[Data records]
>>>

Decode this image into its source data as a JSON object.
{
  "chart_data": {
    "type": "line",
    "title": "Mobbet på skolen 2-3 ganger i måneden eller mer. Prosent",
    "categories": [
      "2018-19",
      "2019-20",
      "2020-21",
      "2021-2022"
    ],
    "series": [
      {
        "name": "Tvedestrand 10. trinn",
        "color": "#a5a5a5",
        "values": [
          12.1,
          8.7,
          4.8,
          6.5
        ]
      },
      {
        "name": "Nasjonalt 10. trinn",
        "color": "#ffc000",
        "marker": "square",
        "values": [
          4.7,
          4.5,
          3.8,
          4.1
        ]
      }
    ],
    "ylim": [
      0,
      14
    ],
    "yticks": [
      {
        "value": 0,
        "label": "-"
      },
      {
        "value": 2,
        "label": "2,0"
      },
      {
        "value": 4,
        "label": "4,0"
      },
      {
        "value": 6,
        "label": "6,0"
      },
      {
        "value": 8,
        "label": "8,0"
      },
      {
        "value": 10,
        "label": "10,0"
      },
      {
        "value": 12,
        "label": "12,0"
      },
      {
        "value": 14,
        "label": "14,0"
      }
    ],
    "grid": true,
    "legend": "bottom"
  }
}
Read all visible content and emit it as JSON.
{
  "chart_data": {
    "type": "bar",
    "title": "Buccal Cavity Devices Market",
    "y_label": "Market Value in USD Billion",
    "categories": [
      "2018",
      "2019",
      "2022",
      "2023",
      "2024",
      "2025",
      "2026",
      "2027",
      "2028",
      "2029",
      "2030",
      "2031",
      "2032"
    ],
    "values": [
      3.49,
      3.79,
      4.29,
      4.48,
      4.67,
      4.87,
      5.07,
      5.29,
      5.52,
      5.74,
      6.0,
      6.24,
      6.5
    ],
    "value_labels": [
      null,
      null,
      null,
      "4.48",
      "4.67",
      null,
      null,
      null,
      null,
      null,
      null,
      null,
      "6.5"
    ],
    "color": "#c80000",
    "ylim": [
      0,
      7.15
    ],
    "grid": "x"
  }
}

<<<

Task requirements | Every entry in the listing must be retyped exactly.

Final answer |
Decode this image into its source data as a JSON object.
{
  "chart_data": {
    "type": "line",
    "title": "Mobbet på skolen 2-3 ganger i måneden eller mer. Prosent",
    "categories": [
      "2018-19",
      "2019-20",
      "2020-21",
      "2021-2022"
    ],
    "series": [
      {
        "name": "Tvedestrand 10. trinn",
        "color": "#a5a5a5",
        "values": [
          12.1,
          8.7,
          4.8,
          6.5
        ]
      },
      {
        "name": "Nasjonalt 10. trinn",
        "color": "#ffc000",
        "marker": "square",
        "values": [
          4.7,
          4.5,
          3.8,
          4.1
        ]
      }
    ],
    "ylim": [
      0,
      14
    ],
    "yticks": [
      {
        "value": 0,
        "label": "-"
      },
      {
        "value": 2,
        "label": "2,0"
      },
      {
        "value": 4,
        "label": "4,0"
      },
      {
        "value": 6,
        "label": "6,0"
      },
      {
        "value": 8,
        "label": "8,0"
      },
      {
        "value": 10,
        "label": "10,0"
      },
      {
        "value": 12,
        "label": "12,0"
      },
      {
        "value": 14,
        "label": "14,0"
      }
    ],
    "grid": true,
    "legend": "bottom"
  }
}
Read all visible content and emit it as JSON.
{
  "chart_data": {
    "type": "bar",
    "title": "Buccal Cavity Devices Market",
    "y_label": "Market Value in USD Billion",
    "categories": [
      "2018",
      "2019",
      "2022",
      "2023",
      "2024",
      "2025",
      "2026",
      "2027",
      "2028",
      "2029",
      "2030",
      "2031",
      "2032"
    ],
    "values": [
      3.49,
      3.79,
      4.29,
      4.48,
      4.67,
      4.87,
      5.07,
      5.29,
      5.52,
      5.74,
      6.0,
      6.24,
      6.5
    ],
    "value_labels": [
      null,
      null,
      null,
      "4.48",
      "4.67",
      null,
      null,
      null,
      null,
      null,
      null,
      null,
      "6.5"
    ],
    "color": "#c80000",
    "ylim": [
      0,
      7.15
    ],
    "grid": "x"
  }
}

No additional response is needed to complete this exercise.